TEXTE PRÉSENTÉ

----

Vendredi, le Conseil constitutionnel a rendu plusieurs décisions importantes, censurant notamment la loi interdisant les réseaux sociaux aux moins de 15 ans. La loi sur la fin de vie sera bien promulguée.
L’interdiction des réseaux sociaux aux moins de 15 ans censurée
le Conseil constitutionnel a censuré ce vendredi 14 l’interdiction des réseaux sociaux aux moins de 15 ans, considérant que cette mesure porte "une atteinte disproportionnée" à leur liberté d’expression. Un revers pour le président français Emmanuel Macron, qui a fait de cette mesure une priorité de sa fin de mandat.
En réaction, il a demandé à son Premier ministre Sébastien Lecornu "de travailler, dans les meilleurs délais, à une rédaction juridiquement robuste tenant compte de la décision du Conseil constitutionnel ainsi que du cadre européen". Dans un communiqué, l’Élysée précise que "la détermination" du chef de l’État à faire aboutir cette réforme "d’ici au printemps 2027 demeure totale".
Aide à mourir : trois réserves
Le Conseil constitutionnel juge conforme à la Constitution le texte créant un droit à l’aide à mourir, définitivement adopté par l’Assemblée nationale le 15 juillet. En gestation depuis des années, la loi va donc désormais pouvoir être promulguée.

----

JEU DE DONNÉES
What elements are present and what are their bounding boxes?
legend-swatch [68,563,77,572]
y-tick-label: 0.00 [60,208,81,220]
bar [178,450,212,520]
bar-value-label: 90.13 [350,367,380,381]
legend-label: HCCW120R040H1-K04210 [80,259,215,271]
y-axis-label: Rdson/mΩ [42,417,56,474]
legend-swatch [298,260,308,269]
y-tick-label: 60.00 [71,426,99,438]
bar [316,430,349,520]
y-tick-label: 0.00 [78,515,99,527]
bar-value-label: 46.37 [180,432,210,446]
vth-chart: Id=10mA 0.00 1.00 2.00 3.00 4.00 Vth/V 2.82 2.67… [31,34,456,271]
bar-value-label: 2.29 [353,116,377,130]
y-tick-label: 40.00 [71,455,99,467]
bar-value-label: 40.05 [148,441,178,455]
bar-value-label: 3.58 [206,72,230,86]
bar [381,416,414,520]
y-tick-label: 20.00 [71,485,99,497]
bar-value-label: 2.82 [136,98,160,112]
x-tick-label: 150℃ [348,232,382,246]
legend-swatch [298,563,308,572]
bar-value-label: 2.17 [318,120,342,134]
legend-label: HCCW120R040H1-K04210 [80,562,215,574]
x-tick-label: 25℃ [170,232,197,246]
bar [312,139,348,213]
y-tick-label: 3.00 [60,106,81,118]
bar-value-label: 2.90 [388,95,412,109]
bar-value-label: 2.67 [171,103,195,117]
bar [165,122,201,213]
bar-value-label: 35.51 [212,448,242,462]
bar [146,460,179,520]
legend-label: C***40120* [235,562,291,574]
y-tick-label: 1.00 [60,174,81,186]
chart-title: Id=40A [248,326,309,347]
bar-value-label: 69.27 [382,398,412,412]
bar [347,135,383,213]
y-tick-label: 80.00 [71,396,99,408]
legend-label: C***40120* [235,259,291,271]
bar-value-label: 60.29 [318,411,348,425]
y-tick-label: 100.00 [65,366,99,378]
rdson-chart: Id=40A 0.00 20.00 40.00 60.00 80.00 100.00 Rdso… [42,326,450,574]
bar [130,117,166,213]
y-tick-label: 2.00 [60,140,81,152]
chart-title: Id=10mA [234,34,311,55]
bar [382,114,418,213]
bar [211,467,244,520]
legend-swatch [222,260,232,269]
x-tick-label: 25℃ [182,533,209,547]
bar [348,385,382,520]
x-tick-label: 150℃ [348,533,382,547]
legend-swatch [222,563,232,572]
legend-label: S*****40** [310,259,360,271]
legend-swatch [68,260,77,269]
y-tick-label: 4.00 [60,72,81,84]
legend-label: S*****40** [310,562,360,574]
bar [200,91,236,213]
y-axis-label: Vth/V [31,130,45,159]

----

CONSIGNES DE L'EXERCICE
a: Réécrivez sous forme de liste à puces le paragraphe du texte qui commence par « Le Conseil constitutionnel juge conforme », en conservant ses informations essentielles.
b: Recopiez tout ce qui va de « En réaction, il » jusqu'à « pouvoir être promulguée. » dans le texte, en substituant « automne » à « printemps ».
Les items n'interviennent en rien dans ce travail.

CORRIGÉ DE L'EXERCICE
a:
- Le Conseil constitutionnel juge conforme à la Constitution le texte créant un droit à l'aide à mourir.
- L'Assemblée nationale l'a adopté définitivement le 15 juillet.
- En préparation depuis des années, la loi peut désormais être promulguée.

b:
En réaction, il a demandé à son Premier ministre Sébastien Lecornu "de travailler, dans les meilleurs délais, à une rédaction juridiquement robuste tenant compte de la décision du Conseil constitutionnel ainsi que du cadre européen". Dans un communiqué, l’Élysée précise que "la détermination" du chef de l’État à faire aboutir cette réforme "d’ici au automne 2027 demeure totale".
Aide à mourir : trois réserves
Le Conseil constitutionnel juge conforme à la Constitution le texte créant un droit à l’aide à mourir, définitivement adopté par l’Assemblée nationale le 15 juillet. En gestation depuis des années, la loi va donc désormais pouvoir être promulguée.